══ Listed entries

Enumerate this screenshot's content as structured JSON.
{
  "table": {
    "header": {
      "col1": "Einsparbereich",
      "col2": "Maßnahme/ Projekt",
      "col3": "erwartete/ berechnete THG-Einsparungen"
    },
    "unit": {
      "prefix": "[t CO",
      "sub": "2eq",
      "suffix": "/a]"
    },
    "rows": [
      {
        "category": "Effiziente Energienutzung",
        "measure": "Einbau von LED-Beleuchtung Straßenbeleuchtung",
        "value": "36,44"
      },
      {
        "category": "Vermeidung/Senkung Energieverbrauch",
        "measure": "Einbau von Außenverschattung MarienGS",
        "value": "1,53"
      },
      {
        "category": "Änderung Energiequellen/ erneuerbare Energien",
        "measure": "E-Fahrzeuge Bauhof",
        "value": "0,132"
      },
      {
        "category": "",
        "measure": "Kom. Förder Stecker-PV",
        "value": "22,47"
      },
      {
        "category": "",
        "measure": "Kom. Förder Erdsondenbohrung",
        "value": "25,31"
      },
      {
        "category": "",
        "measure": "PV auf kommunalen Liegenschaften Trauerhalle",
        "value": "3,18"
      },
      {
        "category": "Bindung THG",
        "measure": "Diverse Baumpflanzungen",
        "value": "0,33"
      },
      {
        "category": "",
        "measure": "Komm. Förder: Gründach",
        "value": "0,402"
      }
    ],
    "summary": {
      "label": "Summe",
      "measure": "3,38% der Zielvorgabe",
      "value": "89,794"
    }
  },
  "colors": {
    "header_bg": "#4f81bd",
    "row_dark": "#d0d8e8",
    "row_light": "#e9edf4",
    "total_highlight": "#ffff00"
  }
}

════

### What you are asked to do:
Return the listing above in its exact form.

### Written solution:
Enumerate this screenshot's content as structured JSON.
{
  "table": {
    "header": {
      "col1": "Einsparbereich",
      "col2": "Maßnahme/ Projekt",
      "col3": "erwartete/ berechnete THG-Einsparungen"
    },
    "unit": {
      "prefix": "[t CO",
      "sub": "2eq",
      "suffix": "/a]"
    },
    "rows": [
      {
        "category": "Effiziente Energienutzung",
        "measure": "Einbau von LED-Beleuchtung Straßenbeleuchtung",
        "value": "36,44"
      },
      {
        "category": "Vermeidung/Senkung Energieverbrauch",
        "measure": "Einbau von Außenverschattung MarienGS",
        "value": "1,53"
      },
      {
        "category": "Änderung Energiequellen/ erneuerbare Energien",
        "measure": "E-Fahrzeuge Bauhof",
        "value": "0,132"
      },
      {
        "category": "",
        "measure": "Kom. Förder Stecker-PV",
        "value": "22,47"
      },
      {
        "category": "",
        "measure": "Kom. Förder Erdsondenbohrung",
        "value": "25,31"
      },
      {
        "category": "",
        "measure": "PV auf kommunalen Liegenschaften Trauerhalle",
        "value": "3,18"
      },
      {
        "category": "Bindung THG",
        "measure": "Diverse Baumpflanzungen",
        "value": "0,33"
      },
      {
        "category": "",
        "measure": "Komm. Förder: Gründach",
        "value": "0,402"
      }
    ],
    "summary": {
      "label": "Summe",
      "measure": "3,38% der Zielvorgabe",
      "value": "89,794"
    }
  },
  "colors": {
    "header_bg": "#4f81bd",
    "row_dark": "#d0d8e8",
    "row_light": "#e9edf4",
    "total_highlight": "#ffff00"
  }
}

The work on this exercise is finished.